_SHORT PROBLEM_. Give the number of lines in this listing that contain the word "hatch", and nothing else.

_GIVEN DATA_.
____
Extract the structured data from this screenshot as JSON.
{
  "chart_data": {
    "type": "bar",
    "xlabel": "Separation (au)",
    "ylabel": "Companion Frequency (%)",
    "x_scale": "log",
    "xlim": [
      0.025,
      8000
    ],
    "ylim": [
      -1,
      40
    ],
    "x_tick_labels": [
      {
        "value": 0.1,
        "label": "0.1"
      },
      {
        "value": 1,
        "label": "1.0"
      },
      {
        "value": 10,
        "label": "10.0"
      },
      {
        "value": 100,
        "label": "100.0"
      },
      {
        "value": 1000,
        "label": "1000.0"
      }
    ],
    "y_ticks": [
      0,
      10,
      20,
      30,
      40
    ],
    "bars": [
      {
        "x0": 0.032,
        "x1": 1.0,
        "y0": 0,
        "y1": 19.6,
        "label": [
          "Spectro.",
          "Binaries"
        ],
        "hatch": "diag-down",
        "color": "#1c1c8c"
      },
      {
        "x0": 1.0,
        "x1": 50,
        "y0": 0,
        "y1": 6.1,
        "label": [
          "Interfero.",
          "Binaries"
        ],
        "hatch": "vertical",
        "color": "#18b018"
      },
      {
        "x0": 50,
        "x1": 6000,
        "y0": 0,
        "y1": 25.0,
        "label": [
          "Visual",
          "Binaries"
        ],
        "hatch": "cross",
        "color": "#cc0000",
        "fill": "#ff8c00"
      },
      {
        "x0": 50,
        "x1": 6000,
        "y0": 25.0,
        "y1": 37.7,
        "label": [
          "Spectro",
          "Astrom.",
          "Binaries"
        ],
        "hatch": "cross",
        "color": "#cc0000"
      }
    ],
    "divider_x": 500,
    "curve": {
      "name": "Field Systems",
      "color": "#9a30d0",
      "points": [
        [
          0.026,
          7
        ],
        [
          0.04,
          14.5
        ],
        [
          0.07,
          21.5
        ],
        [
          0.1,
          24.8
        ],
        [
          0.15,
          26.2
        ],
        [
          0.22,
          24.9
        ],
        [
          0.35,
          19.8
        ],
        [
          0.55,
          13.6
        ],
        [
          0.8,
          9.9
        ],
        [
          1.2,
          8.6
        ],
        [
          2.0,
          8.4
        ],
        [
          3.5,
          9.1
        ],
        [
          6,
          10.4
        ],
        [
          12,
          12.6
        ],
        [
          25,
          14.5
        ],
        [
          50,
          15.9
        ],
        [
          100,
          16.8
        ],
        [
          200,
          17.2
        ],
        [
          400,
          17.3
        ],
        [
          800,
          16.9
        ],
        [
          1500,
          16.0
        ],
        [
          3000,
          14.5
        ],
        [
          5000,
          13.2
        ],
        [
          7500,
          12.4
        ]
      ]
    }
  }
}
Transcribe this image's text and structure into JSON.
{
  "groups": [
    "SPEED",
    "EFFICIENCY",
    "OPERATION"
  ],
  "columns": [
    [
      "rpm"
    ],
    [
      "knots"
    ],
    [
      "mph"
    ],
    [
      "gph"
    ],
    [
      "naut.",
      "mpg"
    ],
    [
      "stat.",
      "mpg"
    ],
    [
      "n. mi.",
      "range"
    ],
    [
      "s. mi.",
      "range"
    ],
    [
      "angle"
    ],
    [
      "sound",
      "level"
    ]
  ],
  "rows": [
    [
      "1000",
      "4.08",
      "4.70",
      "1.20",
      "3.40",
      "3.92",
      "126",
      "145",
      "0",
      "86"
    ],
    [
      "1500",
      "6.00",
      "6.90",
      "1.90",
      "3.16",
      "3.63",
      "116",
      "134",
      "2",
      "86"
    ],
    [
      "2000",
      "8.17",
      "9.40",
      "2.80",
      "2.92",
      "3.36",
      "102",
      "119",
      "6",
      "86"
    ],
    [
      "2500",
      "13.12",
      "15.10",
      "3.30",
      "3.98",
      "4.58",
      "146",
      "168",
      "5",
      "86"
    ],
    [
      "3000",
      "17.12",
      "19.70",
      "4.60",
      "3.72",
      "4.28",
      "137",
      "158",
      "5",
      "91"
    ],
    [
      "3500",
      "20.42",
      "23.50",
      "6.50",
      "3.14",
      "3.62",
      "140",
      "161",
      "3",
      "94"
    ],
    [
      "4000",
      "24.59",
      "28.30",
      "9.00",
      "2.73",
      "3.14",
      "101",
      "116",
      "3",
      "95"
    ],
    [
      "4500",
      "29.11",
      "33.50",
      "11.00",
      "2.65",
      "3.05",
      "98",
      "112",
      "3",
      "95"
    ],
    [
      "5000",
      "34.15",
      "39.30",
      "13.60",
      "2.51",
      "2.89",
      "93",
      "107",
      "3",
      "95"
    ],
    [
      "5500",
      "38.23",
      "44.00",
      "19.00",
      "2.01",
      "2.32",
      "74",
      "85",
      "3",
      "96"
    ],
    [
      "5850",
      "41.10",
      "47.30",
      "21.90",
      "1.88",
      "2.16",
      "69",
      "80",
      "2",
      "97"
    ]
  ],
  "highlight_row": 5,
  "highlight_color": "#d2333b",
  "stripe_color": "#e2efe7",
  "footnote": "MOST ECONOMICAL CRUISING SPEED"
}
____
_SOLUTION_. 4